→ PROBLEM DESCRIPTION
Every entry must be repeated exactly. Exclude all pictures.

Items from a figure collection

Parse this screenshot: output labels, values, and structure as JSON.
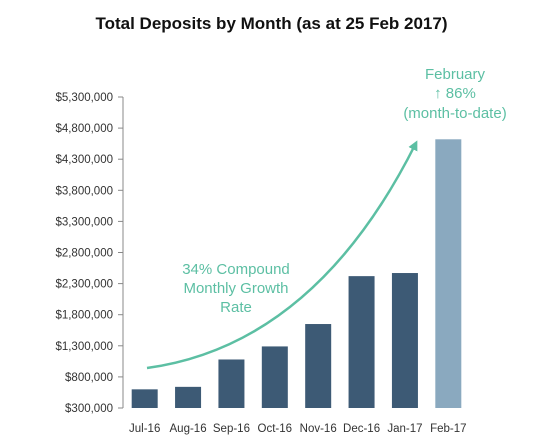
{
  "chart_data": {
    "type": "bar",
    "title": "Total Deposits by Month (as at 25 Feb 2017)",
    "xlabel": "",
    "ylabel": "",
    "categories": [
      "Jul-16",
      "Aug-16",
      "Sep-16",
      "Oct-16",
      "Nov-16",
      "Dec-16",
      "Jan-17",
      "Feb-17"
    ],
    "values": [
      600000,
      640000,
      1080000,
      1290000,
      1650000,
      2420000,
      2470000,
      4620000
    ],
    "ylim": [
      300000,
      5300000
    ],
    "yticks": [
      300000,
      800000,
      1300000,
      1800000,
      2300000,
      2800000,
      3300000,
      3800000,
      4300000,
      4800000,
      5300000
    ],
    "ytick_labels": [
      "$300,000",
      "$800,000",
      "$1,300,000",
      "$1,800,000",
      "$2,300,000",
      "$2,800,000",
      "$3,300,000",
      "$3,800,000",
      "$4,300,000",
      "$4,800,000",
      "$5,300,000"
    ],
    "grid": false,
    "legend": "none",
    "bar_colors": [
      "#3d5a75",
      "#3d5a75",
      "#3d5a75",
      "#3d5a75",
      "#3d5a75",
      "#3d5a75",
      "#3d5a75",
      "#8aa9bf"
    ],
    "annotations": {
      "growth": [
        "34% Compound",
        "Monthly Growth",
        "Rate"
      ],
      "february": [
        "February",
        "↑ 86%",
        "(month-to-date)"
      ]
    },
    "colors": {
      "axis": "#888888",
      "annotation": "#5cbfa3"
    }
  }
}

→ RIGHT ANSWER
Parse this screenshot: output labels, values, and structure as JSON.
{
  "chart_data": {
    "type": "bar",
    "title": "Total Deposits by Month (as at 25 Feb 2017)",
    "xlabel": "",
    "ylabel": "",
    "categories": [
      "Jul-16",
      "Aug-16",
      "Sep-16",
      "Oct-16",
      "Nov-16",
      "Dec-16",
      "Jan-17",
      "Feb-17"
    ],
    "values": [
      600000,
      640000,
      1080000,
      1290000,
      1650000,
      2420000,
      2470000,
      4620000
    ],
    "ylim": [
      300000,
      5300000
    ],
    "yticks": [
      300000,
      800000,
      1300000,
      1800000,
      2300000,
      2800000,
      3300000,
      3800000,
      4300000,
      4800000,
      5300000
    ],
    "ytick_labels": [
      "$300,000",
      "$800,000",
      "$1,300,000",
      "$1,800,000",
      "$2,300,000",
      "$2,800,000",
      "$3,300,000",
      "$3,800,000",
      "$4,300,000",
      "$4,800,000",
      "$5,300,000"
    ],
    "grid": false,
    "legend": "none",
    "bar_colors": [
      "#3d5a75",
      "#3d5a75",
      "#3d5a75",
      "#3d5a75",
      "#3d5a75",
      "#3d5a75",
      "#3d5a75",
      "#8aa9bf"
    ],
    "annotations": {
      "growth": [
        "34% Compound",
        "Monthly Growth",
        "Rate"
      ],
      "february": [
        "February",
        "↑ 86%",
        "(month-to-date)"
      ]
    },
    "colors": {
      "axis": "#888888",
      "annotation": "#5cbfa3"
    }
  }
}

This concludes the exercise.